[EXERCISE INPUT start]

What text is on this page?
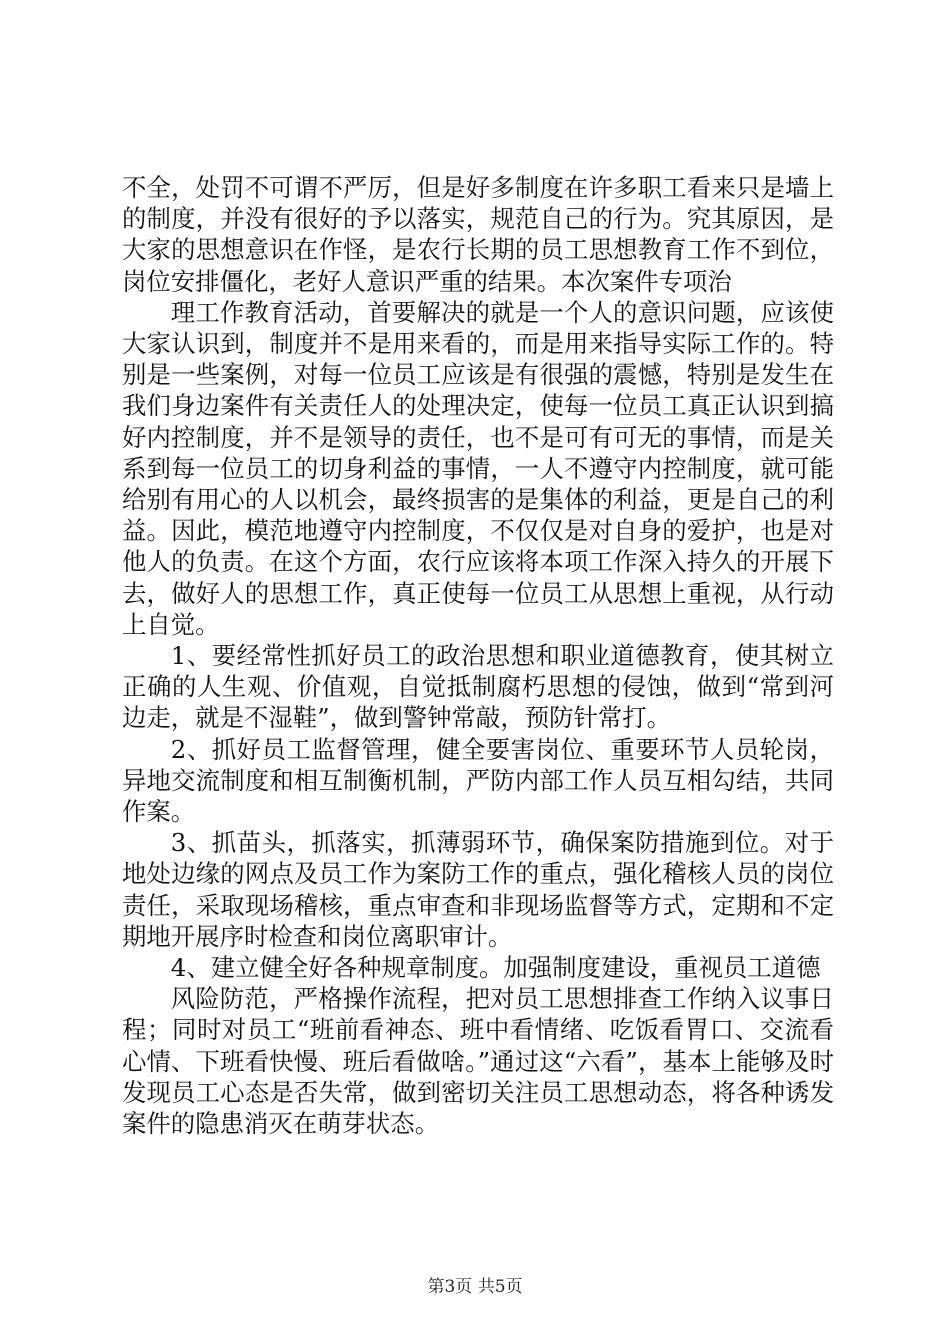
不全，处罚不可谓不严厉，但是好多制度在许多职工看来只是墙上的制度，并没有很好的予以落实，规范自己的行为。究其原因，是大家的思想意识在作怪，是农行长期的员工思想教育工作不到位，岗位安排僵化，老好人意识严重的结果。本次案件专项治

理工作教育活动，首要解决的就是一个人的意识问题，应该使大家认识到，制度并不是用来看的，而是用来指导实际工作的。特别是一些案例，对每一位员工应该是有很强的震憾，特别是发生在我们身边案件有关责任人的处理决定，使每一位员工真正认识到搞好内控制度，并不是领导的责任，也不是可有可无的事情，而是关系到每一位员工的切身利益的事情，一人不遵守内控制度，就可能给别有用心的人以机会，最终损害的是集体的利益，更是自己的利益。因此，模范地遵守内控制度，不仅仅是对自身的爱护，也是对他人的负责。在这个方面，农行应该将本项工作深入持久的开展下去，做好人的思想工作，真正使每一位员工从思想上重视，从行动上自觉。

1、要经常性抓好员工的政治思想和职业道德教育，使其树立正确的人生观、价值观，自觉抵制腐朽思想的侵蚀，做到“常到河边走，就是不湿鞋”，做到警钟常敲，预防针常打。

2、抓好员工监督管理，健全要害岗位、重要环节人员轮岗，异地交流制度和相互制衡机制，严防内部工作人员互相勾结，共同作案。

3、抓苗头，抓落实，抓薄弱环节，确保案防措施到位。对于地处边缘的网点及员工作为案防工作的重点，强化稽核人员的岗位责任，采取现场稽核，重点审查和非现场监督等方式，定期和不定期地开展序时检查和岗位离职审计。

4、建立健全好各种规章制度。加强制度建设，重视员工道德

风险防范，严格操作流程，把对员工思想排查工作纳入议事日程；同时对员工“班前看神态、班中看情绪、吃饭看胃口、交流看心情、下班看快慢、班后看做啥。”通过这“六看”，基本上能够及时发现员工心态是否失常，做到密切关注员工思想动态，将各种诱发案件的隐患消灭在萌芽状态。

第3页 共5页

[EXERCISE INPUT end]

--- DIRECTIONS ---
Write out every line above exactly as it is, leaving out the pictures.

--- RESULT FOR THIS EXERCISE ---
What text is on this page?
不全，处罚不可谓不严厉，但是好多制度在许多职工看来只是墙上的制度，并没有很好的予以落实，规范自己的行为。究其原因，是大家的思想意识在作怪，是农行长期的员工思想教育工作不到位，岗位安排僵化，老好人意识严重的结果。本次案件专项治

理工作教育活动，首要解决的就是一个人的意识问题，应该使大家认识到，制度并不是用来看的，而是用来指导实际工作的。特别是一些案例，对每一位员工应该是有很强的震憾，特别是发生在我们身边案件有关责任人的处理决定，使每一位员工真正认识到搞好内控制度，并不是领导的责任，也不是可有可无的事情，而是关系到每一位员工的切身利益的事情，一人不遵守内控制度，就可能给别有用心的人以机会，最终损害的是集体的利益，更是自己的利益。因此，模范地遵守内控制度，不仅仅是对自身的爱护，也是对他人的负责。在这个方面，农行应该将本项工作深入持久的开展下去，做好人的思想工作，真正使每一位员工从思想上重视，从行动上自觉。

1、要经常性抓好员工的政治思想和职业道德教育，使其树立正确的人生观、价值观，自觉抵制腐朽思想的侵蚀，做到“常到河边走，就是不湿鞋”，做到警钟常敲，预防针常打。

2、抓好员工监督管理，健全要害岗位、重要环节人员轮岗，异地交流制度和相互制衡机制，严防内部工作人员互相勾结，共同作案。

3、抓苗头，抓落实，抓薄弱环节，确保案防措施到位。对于地处边缘的网点及员工作为案防工作的重点，强化稽核人员的岗位责任，采取现场稽核，重点审查和非现场监督等方式，定期和不定期地开展序时检查和岗位离职审计。

4、建立健全好各种规章制度。加强制度建设，重视员工道德

风险防范，严格操作流程，把对员工思想排查工作纳入议事日程；同时对员工“班前看神态、班中看情绪、吃饭看胃口、交流看心情、下班看快慢、班后看做啥。”通过这“六看”，基本上能够及时发现员工心态是否失常，做到密切关注员工思想动态，将各种诱发案件的隐患消灭在萌芽状态。

第3页 共5页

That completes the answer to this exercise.